:: Supplied records ::
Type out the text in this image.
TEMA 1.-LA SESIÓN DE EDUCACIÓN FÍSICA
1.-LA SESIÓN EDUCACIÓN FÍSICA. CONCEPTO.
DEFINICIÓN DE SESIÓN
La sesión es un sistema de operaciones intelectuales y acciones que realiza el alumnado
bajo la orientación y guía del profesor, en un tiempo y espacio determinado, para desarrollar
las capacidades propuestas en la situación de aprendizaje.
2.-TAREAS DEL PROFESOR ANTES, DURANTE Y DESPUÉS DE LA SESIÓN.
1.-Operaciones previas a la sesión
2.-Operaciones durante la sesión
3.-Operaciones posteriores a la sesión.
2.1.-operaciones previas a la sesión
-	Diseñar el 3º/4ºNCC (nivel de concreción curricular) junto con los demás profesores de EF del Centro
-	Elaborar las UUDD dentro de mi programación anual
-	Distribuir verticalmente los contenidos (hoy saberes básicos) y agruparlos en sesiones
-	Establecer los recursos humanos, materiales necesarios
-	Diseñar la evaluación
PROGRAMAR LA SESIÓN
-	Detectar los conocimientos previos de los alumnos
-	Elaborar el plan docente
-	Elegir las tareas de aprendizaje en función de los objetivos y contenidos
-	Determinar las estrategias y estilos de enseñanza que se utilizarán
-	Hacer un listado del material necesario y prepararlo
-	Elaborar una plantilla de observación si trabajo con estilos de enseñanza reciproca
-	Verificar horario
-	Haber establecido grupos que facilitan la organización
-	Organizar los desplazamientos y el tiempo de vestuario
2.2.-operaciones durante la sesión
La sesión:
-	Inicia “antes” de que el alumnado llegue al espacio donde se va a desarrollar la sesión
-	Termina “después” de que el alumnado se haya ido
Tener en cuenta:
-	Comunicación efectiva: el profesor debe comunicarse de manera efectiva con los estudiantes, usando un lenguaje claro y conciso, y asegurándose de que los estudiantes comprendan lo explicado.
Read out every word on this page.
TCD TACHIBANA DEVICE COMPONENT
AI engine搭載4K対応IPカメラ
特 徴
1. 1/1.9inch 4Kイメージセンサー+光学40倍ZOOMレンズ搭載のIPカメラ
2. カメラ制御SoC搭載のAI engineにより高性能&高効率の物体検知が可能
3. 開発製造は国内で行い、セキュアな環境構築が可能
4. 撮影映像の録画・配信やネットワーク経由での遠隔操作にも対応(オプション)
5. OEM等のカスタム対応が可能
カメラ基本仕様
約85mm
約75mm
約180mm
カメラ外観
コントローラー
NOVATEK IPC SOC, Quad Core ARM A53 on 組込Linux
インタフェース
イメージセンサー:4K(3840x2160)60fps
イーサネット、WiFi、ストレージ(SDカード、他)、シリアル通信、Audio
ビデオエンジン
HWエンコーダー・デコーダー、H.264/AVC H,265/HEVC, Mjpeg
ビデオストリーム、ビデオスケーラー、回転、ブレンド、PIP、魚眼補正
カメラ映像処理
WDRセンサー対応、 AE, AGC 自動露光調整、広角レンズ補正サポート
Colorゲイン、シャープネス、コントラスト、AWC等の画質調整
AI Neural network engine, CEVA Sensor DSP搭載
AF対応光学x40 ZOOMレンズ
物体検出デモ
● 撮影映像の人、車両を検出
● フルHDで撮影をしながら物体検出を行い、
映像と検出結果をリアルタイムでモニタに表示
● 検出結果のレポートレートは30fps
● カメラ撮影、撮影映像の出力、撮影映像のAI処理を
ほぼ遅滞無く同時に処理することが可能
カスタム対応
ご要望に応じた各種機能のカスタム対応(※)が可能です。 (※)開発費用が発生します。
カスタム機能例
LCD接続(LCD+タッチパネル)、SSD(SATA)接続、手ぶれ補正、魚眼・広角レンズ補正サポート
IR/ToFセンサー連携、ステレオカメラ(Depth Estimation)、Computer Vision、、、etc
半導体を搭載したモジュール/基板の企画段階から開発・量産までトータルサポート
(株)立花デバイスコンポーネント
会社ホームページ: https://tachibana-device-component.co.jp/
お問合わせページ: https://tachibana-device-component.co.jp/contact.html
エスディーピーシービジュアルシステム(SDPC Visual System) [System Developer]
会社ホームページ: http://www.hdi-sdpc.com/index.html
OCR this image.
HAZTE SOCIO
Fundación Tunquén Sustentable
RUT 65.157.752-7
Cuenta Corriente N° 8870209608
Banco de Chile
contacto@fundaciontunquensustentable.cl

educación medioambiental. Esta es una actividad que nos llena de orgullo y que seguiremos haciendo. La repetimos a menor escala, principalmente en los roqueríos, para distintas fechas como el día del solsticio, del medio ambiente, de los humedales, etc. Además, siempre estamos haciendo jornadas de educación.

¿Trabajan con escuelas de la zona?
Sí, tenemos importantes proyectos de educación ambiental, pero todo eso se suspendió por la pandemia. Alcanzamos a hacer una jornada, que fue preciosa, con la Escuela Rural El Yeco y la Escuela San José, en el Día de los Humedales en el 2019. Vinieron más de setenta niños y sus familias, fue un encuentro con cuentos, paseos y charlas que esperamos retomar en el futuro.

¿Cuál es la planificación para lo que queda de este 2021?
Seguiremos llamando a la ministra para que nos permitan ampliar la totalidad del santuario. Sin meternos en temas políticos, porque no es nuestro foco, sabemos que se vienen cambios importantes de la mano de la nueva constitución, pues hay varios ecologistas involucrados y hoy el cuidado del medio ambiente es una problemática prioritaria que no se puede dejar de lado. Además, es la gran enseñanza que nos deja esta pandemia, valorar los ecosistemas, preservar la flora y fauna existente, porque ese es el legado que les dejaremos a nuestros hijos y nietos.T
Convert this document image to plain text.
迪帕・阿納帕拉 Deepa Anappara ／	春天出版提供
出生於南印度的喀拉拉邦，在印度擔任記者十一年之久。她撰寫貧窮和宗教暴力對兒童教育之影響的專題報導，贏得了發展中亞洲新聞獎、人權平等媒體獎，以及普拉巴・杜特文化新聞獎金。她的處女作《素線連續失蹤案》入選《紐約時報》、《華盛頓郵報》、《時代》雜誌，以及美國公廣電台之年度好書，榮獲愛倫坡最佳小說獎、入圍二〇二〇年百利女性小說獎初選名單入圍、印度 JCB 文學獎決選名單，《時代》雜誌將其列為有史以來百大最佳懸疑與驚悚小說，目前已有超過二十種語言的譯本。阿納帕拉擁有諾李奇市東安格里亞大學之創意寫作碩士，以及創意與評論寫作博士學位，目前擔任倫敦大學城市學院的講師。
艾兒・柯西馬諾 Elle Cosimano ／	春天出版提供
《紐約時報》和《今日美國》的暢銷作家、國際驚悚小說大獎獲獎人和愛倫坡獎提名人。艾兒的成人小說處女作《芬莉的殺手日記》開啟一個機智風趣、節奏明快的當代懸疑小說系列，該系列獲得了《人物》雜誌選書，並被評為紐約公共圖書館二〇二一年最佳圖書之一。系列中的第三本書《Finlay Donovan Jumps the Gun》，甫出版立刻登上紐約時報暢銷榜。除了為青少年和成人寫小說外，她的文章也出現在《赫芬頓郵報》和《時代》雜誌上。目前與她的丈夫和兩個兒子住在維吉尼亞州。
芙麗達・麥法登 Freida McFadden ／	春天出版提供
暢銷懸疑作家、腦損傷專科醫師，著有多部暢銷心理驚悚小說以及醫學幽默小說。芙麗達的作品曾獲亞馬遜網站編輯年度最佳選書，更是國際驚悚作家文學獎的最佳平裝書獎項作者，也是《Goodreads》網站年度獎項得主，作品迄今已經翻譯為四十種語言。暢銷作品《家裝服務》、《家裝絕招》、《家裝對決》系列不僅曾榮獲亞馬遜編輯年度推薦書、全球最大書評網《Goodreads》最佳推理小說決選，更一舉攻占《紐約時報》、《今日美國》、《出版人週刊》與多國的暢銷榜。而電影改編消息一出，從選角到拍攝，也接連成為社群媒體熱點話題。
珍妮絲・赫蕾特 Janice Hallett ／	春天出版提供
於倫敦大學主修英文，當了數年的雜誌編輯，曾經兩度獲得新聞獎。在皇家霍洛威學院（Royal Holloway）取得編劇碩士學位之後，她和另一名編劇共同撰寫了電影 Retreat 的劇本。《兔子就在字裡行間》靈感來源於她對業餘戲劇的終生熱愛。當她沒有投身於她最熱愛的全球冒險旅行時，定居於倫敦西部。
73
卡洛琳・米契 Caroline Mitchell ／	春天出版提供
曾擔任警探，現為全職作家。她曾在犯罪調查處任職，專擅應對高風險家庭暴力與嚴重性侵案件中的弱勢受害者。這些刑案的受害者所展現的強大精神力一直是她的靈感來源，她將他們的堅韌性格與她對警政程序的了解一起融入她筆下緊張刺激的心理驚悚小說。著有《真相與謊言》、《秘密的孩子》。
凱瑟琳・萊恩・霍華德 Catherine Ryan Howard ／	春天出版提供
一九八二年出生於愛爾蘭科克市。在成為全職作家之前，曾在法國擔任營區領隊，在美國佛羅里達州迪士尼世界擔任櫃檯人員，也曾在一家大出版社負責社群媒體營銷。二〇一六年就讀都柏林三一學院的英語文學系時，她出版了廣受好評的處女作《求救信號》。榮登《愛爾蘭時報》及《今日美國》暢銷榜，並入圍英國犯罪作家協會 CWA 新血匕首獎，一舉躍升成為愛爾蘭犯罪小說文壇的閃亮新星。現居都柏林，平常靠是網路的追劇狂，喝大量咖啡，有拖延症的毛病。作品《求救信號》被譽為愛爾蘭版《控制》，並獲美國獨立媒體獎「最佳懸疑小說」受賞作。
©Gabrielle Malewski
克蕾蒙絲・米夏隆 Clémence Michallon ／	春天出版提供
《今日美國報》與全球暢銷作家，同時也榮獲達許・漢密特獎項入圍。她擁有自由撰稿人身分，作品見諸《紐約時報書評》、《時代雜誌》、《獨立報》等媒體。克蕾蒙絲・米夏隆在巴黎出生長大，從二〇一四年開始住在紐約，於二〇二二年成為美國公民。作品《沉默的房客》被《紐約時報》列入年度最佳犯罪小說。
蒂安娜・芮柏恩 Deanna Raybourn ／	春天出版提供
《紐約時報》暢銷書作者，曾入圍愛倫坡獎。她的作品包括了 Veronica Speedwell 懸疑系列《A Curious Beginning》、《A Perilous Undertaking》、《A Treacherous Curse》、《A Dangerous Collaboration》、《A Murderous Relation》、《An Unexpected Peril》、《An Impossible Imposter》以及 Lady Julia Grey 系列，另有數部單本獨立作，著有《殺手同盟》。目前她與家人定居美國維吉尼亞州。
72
:::
Display every line of the listing that contains the string "alumnado".

La sesión es un sistema de operaciones intelectuales y acciones que realiza el alumnado
-	Inicia “antes” de que el alumnado llegue al espacio donde se va a desarrollar la sesión
-	Termina “después” de que el alumnado se haya ido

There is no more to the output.